PROBLEM REQUIREMENTS:
Scan the data beneath this task and copy each line that includes "name".

RECORDS SHOWN:

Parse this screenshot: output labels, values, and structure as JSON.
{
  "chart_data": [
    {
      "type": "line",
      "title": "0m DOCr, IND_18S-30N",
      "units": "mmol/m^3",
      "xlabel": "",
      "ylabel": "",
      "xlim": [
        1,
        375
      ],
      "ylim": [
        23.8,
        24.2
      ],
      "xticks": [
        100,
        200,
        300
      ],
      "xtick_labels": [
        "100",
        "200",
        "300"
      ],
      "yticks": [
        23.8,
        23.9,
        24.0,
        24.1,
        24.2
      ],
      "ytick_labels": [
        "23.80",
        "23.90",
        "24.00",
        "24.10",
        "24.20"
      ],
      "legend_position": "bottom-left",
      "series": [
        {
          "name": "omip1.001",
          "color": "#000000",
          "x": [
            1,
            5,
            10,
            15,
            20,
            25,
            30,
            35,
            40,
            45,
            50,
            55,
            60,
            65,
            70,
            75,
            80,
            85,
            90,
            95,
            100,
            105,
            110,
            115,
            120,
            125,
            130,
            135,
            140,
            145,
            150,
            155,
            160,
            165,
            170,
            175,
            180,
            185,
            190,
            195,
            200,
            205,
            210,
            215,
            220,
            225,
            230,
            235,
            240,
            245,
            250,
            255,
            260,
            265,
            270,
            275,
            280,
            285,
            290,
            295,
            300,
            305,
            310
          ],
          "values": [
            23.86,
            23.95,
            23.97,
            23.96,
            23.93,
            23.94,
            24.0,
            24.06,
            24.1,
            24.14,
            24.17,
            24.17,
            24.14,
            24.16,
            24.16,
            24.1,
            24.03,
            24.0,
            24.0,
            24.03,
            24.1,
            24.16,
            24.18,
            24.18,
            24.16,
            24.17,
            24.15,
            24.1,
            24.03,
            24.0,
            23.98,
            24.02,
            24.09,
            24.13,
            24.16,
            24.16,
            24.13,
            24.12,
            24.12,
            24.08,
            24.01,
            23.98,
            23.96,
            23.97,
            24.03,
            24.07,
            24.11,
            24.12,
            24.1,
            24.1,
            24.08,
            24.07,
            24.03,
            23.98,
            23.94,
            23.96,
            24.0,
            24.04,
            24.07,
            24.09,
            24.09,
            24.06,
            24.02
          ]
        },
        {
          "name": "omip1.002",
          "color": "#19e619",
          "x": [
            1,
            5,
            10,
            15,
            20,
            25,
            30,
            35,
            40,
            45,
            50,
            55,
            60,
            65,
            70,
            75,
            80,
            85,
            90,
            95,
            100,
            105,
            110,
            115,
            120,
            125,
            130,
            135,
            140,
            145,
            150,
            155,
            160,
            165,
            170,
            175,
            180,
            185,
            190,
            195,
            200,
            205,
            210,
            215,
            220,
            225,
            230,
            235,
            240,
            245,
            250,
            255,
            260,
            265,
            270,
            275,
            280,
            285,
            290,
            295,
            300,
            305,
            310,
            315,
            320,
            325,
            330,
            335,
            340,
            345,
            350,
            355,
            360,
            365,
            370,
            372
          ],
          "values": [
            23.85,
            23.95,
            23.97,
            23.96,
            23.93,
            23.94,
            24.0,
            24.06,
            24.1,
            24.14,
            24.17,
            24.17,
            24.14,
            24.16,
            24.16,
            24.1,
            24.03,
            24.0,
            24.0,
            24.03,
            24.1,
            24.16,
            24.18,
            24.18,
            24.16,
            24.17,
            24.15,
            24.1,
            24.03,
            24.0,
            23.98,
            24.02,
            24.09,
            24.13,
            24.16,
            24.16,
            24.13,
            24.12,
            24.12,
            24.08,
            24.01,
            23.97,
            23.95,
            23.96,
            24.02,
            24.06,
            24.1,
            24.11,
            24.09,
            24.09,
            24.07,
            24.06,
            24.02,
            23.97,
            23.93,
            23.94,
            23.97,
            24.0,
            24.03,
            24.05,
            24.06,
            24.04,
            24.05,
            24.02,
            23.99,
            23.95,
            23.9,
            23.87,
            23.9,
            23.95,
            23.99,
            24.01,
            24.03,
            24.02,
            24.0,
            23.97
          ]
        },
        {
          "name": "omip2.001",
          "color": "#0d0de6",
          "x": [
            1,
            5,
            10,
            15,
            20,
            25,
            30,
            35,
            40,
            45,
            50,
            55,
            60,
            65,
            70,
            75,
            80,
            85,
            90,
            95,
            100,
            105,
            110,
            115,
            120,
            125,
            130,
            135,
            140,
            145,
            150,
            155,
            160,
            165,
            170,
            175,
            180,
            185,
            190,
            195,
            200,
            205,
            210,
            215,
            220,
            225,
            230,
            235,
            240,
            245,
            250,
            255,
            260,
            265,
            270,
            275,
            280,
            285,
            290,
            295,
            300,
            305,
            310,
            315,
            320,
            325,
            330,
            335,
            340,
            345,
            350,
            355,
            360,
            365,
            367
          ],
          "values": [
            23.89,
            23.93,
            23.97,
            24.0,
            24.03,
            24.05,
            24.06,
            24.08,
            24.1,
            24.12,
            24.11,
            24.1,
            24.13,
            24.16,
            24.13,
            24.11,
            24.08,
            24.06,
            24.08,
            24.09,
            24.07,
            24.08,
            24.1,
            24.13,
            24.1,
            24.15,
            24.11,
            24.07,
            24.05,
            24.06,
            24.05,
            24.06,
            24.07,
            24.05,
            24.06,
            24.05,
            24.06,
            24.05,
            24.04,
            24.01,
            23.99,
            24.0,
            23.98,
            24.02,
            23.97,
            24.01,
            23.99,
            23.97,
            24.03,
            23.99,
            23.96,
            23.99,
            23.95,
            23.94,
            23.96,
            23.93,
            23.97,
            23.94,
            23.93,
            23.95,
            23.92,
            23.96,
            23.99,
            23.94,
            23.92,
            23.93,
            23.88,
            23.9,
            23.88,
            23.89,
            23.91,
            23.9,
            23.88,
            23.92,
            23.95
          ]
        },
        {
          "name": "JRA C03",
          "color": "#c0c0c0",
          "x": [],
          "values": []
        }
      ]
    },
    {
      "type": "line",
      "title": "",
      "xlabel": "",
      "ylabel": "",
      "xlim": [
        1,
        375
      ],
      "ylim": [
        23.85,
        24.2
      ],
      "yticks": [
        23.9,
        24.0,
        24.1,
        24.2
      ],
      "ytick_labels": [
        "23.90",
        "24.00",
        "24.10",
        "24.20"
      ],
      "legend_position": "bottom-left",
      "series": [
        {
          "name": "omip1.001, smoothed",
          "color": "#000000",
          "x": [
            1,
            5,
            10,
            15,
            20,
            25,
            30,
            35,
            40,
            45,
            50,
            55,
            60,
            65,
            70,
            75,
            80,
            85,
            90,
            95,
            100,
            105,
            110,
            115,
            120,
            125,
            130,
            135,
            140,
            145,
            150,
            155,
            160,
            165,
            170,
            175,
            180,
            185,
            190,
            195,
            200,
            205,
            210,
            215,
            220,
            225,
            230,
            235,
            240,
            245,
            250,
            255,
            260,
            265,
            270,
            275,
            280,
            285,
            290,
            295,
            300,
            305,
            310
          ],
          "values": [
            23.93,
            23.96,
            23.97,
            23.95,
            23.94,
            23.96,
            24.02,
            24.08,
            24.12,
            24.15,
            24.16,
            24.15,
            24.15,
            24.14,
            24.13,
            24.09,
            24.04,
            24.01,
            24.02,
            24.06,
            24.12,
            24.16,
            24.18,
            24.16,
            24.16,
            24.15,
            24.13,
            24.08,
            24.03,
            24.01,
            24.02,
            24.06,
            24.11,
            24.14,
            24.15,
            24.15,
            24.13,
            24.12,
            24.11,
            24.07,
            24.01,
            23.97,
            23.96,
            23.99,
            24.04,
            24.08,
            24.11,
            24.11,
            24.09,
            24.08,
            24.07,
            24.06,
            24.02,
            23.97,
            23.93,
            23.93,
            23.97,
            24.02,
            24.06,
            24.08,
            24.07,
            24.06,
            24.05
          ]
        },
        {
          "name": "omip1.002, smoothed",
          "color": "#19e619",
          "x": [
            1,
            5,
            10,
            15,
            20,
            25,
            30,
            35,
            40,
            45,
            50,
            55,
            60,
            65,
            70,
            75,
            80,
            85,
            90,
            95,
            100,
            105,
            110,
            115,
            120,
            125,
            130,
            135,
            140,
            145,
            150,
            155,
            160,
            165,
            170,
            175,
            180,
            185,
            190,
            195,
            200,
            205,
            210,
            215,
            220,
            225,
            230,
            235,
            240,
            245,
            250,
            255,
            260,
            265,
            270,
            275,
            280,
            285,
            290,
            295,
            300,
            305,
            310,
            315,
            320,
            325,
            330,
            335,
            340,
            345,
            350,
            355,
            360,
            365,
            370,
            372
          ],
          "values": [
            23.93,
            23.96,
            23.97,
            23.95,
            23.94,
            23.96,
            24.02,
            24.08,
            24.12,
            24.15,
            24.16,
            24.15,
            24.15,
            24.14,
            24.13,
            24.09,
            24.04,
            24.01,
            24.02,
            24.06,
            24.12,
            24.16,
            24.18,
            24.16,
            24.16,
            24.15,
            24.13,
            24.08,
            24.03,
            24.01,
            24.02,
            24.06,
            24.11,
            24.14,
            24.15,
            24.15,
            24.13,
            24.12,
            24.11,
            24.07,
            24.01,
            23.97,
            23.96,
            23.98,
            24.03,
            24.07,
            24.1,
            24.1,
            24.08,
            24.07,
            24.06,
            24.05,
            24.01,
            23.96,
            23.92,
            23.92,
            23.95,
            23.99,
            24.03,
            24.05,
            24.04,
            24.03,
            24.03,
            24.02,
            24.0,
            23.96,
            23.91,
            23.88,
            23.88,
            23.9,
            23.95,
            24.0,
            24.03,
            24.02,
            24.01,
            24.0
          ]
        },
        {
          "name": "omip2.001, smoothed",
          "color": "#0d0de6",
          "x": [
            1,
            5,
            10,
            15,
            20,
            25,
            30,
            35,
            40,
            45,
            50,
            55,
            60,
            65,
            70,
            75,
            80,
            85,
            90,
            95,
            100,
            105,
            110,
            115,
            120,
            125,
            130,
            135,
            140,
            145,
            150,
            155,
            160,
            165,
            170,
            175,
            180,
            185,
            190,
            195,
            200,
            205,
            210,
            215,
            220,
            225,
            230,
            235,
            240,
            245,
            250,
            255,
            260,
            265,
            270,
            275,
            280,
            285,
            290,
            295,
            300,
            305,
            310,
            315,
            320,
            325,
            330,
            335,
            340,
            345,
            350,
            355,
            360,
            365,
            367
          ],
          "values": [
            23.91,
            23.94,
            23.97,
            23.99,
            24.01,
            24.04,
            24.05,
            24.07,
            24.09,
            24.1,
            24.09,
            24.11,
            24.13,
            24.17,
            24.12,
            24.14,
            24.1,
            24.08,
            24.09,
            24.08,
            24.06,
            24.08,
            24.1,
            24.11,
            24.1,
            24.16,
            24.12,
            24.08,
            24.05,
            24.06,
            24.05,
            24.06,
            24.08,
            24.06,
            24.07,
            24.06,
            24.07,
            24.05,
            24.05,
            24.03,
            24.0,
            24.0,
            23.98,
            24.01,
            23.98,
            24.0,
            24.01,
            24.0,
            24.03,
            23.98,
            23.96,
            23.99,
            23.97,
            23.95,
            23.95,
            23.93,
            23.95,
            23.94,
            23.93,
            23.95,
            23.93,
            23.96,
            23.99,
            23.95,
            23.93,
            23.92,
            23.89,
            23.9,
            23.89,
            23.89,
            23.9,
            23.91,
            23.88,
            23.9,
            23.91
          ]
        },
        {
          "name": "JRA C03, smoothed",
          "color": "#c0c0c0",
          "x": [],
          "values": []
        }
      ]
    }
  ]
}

WRITTEN SOLUTION:
          "name": "omip1.001",
          "name": "omip1.002",
          "name": "omip2.001",
          "name": "JRA C03",
          "name": "omip1.001, smoothed",
          "name": "omip1.002, smoothed",
          "name": "omip2.001, smoothed",
          "name": "JRA C03, smoothed",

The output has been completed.